■ What you will do
Pick out every line holding the string "CORNFLOWER" and copy it.

= = =

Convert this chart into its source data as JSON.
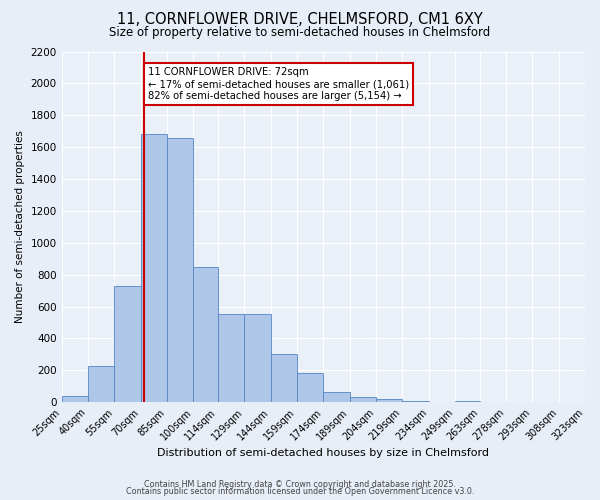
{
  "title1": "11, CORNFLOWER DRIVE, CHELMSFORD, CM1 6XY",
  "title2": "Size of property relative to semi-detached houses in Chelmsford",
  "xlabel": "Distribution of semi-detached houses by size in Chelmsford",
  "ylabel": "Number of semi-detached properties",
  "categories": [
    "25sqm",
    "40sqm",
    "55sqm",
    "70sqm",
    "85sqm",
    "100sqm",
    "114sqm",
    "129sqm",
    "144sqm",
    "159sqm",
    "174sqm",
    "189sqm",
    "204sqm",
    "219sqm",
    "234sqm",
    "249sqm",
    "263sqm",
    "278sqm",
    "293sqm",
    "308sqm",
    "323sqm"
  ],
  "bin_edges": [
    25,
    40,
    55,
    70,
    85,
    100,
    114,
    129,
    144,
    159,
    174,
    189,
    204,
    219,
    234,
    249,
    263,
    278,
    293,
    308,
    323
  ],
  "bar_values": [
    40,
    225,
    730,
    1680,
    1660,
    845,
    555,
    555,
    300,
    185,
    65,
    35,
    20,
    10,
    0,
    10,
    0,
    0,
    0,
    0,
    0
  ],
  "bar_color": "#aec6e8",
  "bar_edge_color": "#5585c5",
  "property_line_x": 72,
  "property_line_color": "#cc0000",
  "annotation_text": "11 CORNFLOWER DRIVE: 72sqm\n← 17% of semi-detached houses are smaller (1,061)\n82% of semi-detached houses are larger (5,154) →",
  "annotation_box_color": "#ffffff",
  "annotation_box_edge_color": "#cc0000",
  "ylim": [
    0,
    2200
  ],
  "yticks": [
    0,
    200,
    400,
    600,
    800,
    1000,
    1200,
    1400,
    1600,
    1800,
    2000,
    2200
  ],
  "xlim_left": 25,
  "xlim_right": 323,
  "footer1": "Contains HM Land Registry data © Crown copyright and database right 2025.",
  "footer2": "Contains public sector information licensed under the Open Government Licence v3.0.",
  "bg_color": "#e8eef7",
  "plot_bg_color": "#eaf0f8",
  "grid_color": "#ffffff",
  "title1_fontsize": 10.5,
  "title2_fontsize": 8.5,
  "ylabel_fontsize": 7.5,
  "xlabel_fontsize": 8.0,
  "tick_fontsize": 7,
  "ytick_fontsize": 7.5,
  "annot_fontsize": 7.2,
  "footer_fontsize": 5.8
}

= = =

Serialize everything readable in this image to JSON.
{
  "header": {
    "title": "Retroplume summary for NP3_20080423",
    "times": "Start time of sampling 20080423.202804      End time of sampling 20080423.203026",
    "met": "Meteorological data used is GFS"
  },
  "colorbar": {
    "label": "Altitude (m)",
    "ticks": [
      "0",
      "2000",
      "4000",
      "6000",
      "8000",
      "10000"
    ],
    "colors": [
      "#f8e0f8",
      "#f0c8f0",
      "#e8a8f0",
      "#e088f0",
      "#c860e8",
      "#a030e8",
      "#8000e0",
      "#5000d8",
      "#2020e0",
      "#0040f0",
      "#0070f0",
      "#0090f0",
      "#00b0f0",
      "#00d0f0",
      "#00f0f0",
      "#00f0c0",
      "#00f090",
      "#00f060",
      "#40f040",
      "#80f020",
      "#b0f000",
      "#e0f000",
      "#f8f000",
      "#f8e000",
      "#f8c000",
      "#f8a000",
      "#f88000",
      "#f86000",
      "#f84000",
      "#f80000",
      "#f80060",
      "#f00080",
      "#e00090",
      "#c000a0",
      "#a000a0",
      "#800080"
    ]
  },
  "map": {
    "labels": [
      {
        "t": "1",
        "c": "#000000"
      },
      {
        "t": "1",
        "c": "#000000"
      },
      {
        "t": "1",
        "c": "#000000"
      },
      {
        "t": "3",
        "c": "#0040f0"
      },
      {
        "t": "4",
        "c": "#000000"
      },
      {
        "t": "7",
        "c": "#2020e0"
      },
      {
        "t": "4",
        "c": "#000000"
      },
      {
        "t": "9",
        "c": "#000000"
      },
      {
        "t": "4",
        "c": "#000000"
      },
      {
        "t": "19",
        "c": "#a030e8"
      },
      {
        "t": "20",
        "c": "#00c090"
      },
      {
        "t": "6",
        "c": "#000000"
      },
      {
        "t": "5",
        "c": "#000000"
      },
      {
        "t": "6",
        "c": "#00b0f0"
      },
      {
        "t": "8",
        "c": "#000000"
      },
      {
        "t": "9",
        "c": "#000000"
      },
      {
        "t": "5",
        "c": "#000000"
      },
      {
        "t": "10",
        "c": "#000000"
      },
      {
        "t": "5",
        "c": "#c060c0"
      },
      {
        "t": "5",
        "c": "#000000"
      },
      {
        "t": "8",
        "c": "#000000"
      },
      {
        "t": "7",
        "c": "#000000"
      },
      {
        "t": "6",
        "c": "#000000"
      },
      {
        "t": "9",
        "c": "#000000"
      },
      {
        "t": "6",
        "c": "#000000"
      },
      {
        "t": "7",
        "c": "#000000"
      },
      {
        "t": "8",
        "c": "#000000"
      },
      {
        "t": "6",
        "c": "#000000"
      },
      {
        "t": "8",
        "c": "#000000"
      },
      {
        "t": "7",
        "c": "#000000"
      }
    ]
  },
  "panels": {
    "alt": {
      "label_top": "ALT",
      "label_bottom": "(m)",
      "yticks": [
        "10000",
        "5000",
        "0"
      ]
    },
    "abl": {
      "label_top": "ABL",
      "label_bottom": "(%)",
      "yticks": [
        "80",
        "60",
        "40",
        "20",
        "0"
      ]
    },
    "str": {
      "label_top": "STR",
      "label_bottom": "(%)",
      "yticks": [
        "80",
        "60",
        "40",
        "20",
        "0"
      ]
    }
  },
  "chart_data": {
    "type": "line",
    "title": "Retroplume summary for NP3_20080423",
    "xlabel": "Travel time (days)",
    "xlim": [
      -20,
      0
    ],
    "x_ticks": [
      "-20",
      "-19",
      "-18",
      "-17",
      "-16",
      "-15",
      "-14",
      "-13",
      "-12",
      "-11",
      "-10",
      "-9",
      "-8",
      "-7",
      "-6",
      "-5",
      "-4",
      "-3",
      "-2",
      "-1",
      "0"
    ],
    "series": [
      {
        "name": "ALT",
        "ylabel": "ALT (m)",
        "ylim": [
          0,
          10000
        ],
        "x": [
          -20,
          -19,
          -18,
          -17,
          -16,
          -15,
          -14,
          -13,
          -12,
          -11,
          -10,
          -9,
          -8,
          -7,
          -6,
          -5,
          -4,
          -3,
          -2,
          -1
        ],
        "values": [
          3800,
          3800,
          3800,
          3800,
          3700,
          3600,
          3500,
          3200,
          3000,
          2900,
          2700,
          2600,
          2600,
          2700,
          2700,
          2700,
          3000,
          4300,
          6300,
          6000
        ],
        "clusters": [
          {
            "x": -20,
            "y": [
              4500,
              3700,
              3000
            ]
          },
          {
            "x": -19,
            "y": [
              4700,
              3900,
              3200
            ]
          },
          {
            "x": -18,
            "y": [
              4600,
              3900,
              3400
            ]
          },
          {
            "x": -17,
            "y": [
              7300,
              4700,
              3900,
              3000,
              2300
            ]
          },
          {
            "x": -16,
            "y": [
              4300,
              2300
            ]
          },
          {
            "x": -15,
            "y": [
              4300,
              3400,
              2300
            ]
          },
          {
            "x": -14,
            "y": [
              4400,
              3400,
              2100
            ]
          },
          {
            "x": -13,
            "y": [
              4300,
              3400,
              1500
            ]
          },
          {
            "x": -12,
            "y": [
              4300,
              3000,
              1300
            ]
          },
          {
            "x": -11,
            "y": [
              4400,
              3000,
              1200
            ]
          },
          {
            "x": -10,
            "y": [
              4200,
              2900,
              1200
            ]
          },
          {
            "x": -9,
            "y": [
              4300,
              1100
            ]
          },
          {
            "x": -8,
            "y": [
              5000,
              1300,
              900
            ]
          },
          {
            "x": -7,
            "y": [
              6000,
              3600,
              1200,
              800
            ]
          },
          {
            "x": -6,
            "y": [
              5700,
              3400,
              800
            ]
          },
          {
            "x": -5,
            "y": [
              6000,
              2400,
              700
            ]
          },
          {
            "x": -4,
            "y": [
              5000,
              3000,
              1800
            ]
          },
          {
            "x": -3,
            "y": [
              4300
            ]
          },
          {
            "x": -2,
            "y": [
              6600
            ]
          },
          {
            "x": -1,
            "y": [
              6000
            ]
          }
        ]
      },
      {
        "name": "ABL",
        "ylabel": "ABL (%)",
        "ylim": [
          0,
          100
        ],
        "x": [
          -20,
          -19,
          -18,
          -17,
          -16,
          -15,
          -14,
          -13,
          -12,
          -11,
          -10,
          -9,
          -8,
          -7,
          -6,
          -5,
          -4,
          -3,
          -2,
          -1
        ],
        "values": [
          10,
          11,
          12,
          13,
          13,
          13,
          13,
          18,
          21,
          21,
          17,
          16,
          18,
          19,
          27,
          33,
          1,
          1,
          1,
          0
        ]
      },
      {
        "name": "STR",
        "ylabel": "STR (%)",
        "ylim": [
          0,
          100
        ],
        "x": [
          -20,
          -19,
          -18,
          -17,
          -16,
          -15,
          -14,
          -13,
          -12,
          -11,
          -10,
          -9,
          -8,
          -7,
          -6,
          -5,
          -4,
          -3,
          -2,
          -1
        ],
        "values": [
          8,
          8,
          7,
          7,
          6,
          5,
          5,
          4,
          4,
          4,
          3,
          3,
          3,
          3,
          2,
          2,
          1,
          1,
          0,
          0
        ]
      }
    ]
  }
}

= = =

■ Response to the exercise
  "title1": "11, CORNFLOWER DRIVE, CHELMSFORD, CM1 6XY",
  "annotation_text": "11 CORNFLOWER DRIVE: 72sqm\n← 17% of semi-detached houses are smaller (1,061)\n82% of semi-detached houses are larger (5,154) →",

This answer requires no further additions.